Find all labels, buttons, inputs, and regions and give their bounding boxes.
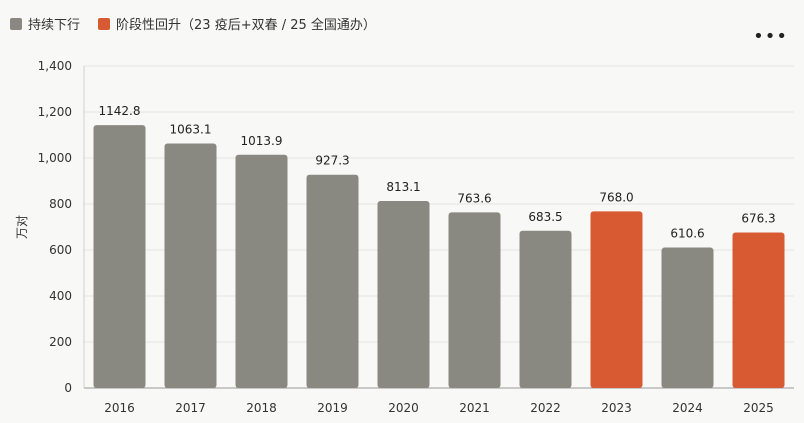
y-tick-label: 600	[49, 243, 72, 257]
y-tick-label: 1,200	[38, 105, 72, 119]
y-tick-label: 800	[49, 197, 72, 211]
legend-label-rebound: 阶段性回升（23 疫后+双春 / 25 全国通办）	[116, 18, 376, 33]
bar-2024[interactable]	[661, 247, 714, 388]
y-tick-label: 0	[64, 381, 72, 395]
data-label-2021: 763.6	[457, 191, 491, 205]
bar-2020[interactable]	[377, 200, 430, 388]
legend-item-rebound[interactable]: 阶段性回升（23 疫后+双春 / 25 全国通办）	[98, 14, 376, 33]
bar-2017[interactable]	[164, 143, 217, 388]
x-tick-label-2018: 2018	[246, 401, 277, 415]
bar-2022[interactable]	[519, 230, 572, 388]
data-label-2025: 676.3	[741, 211, 775, 225]
legend-item-decline[interactable]: 持续下行	[10, 14, 80, 33]
x-tick-label-2019: 2019	[317, 401, 348, 415]
x-axis: 2016 2017 2018 2019 2020 2021 2022 2023 2024 2025	[104, 401, 774, 415]
bars	[93, 125, 785, 388]
y-tick-label: 200	[49, 335, 72, 349]
data-labels: 1142.8 1063.1 1013.9 927.3 813.1 763.6 683.5 76…	[99, 104, 776, 240]
legend-swatch-rebound	[98, 17, 111, 30]
data-label-2016: 1142.8	[99, 104, 141, 118]
x-tick-label-2017: 2017	[175, 401, 206, 415]
y-axis: 0 200 400 600 800 1,000 1,200 1,400	[38, 59, 72, 395]
more-horizontal-icon[interactable]: •••	[753, 26, 788, 47]
bar-2016[interactable]	[93, 125, 146, 388]
data-label-2020: 813.1	[386, 180, 420, 194]
x-tick-label-2020: 2020	[388, 401, 419, 415]
x-tick-label-2023: 2023	[601, 401, 632, 415]
data-label-2024: 610.6	[670, 227, 704, 241]
x-tick-label-2021: 2021	[459, 401, 490, 415]
bar-2018[interactable]	[235, 154, 288, 388]
data-label-2018: 1013.9	[241, 134, 283, 148]
bar-2019[interactable]	[306, 174, 359, 388]
data-label-2023: 768.0	[599, 190, 633, 204]
y-axis-label: 万对	[15, 215, 29, 239]
bar-2021[interactable]	[448, 212, 501, 388]
data-label-2019: 927.3	[315, 154, 349, 168]
data-label-2017: 1063.1	[170, 122, 212, 136]
y-tick-label: 1,000	[38, 151, 72, 165]
legend-label-decline: 持续下行	[28, 18, 81, 33]
bar-2025[interactable]	[732, 232, 785, 388]
bar-2023[interactable]	[590, 211, 643, 388]
x-tick-label-2016: 2016	[104, 401, 135, 415]
y-tick-label: 1,400	[38, 59, 72, 73]
x-tick-label-2025: 2025	[743, 401, 774, 415]
legend-swatch-decline	[10, 17, 22, 30]
y-tick-label: 400	[49, 289, 72, 303]
data-label-2022: 683.5	[528, 210, 562, 224]
x-tick-label-2022: 2022	[530, 401, 561, 415]
x-tick-label-2024: 2024	[672, 401, 703, 415]
legend: 持续下行 阶段性回升（23 疫后+双春 / 25 全国通办）	[10, 14, 394, 33]
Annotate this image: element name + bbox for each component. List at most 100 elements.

════════════════

Copy every line of the items above exactly, leaving out the pictures.

Find all labels, buttons, inputs, and regions and give their bounding boxes.
y-tick-label: 600	[49, 243, 72, 257]
y-tick-label: 1,200	[38, 105, 72, 119]
y-tick-label: 800	[49, 197, 72, 211]
legend-label-rebound: 阶段性回升（23 疫后+双春 / 25 全国通办）	[116, 18, 376, 33]
bar-2024[interactable]	[661, 247, 714, 388]
y-tick-label: 0	[64, 381, 72, 395]
data-label-2021: 763.6	[457, 191, 491, 205]
bar-2020[interactable]	[377, 200, 430, 388]
legend-item-rebound[interactable]: 阶段性回升（23 疫后+双春 / 25 全国通办）	[98, 14, 376, 33]
bar-2017[interactable]	[164, 143, 217, 388]
x-tick-label-2018: 2018	[246, 401, 277, 415]
bar-2022[interactable]	[519, 230, 572, 388]
data-label-2025: 676.3	[741, 211, 775, 225]
legend-item-decline[interactable]: 持续下行	[10, 14, 80, 33]
x-tick-label-2019: 2019	[317, 401, 348, 415]
x-axis: 2016 2017 2018 2019 2020 2021 2022 2023 2024 2025	[104, 401, 774, 415]
bars	[93, 125, 785, 388]
y-tick-label: 200	[49, 335, 72, 349]
data-labels: 1142.8 1063.1 1013.9 927.3 813.1 763.6 683.5 76…	[99, 104, 776, 240]
legend-swatch-rebound	[98, 17, 111, 30]
data-label-2016: 1142.8	[99, 104, 141, 118]
x-tick-label-2017: 2017	[175, 401, 206, 415]
y-axis: 0 200 400 600 800 1,000 1,200 1,400	[38, 59, 72, 395]
more-horizontal-icon[interactable]: •••	[753, 26, 788, 47]
bar-2016[interactable]	[93, 125, 146, 388]
data-label-2020: 813.1	[386, 180, 420, 194]
x-tick-label-2020: 2020	[388, 401, 419, 415]
x-tick-label-2023: 2023	[601, 401, 632, 415]
data-label-2024: 610.6	[670, 227, 704, 241]
x-tick-label-2021: 2021	[459, 401, 490, 415]
bar-2018[interactable]	[235, 154, 288, 388]
data-label-2018: 1013.9	[241, 134, 283, 148]
bar-2019[interactable]	[306, 174, 359, 388]
data-label-2023: 768.0	[599, 190, 633, 204]
y-axis-label: 万对	[15, 215, 29, 239]
bar-2021[interactable]	[448, 212, 501, 388]
data-label-2019: 927.3	[315, 154, 349, 168]
data-label-2017: 1063.1	[170, 122, 212, 136]
y-tick-label: 1,000	[38, 151, 72, 165]
legend-label-decline: 持续下行	[28, 18, 81, 33]
bar-2025[interactable]	[732, 232, 785, 388]
bar-2023[interactable]	[590, 211, 643, 388]
x-tick-label-2016: 2016	[104, 401, 135, 415]
y-tick-label: 1,400	[38, 59, 72, 73]
x-tick-label-2025: 2025	[743, 401, 774, 415]
legend-swatch-decline	[10, 17, 22, 30]
y-tick-label: 400	[49, 289, 72, 303]
data-label-2022: 683.5	[528, 210, 562, 224]
x-tick-label-2022: 2022	[530, 401, 561, 415]
x-tick-label-2024: 2024	[672, 401, 703, 415]
legend: 持续下行 阶段性回升（23 疫后+双春 / 25 全国通办）	[10, 14, 394, 33]
Annotate this image: element name + bbox for each component. List at most 100 elements.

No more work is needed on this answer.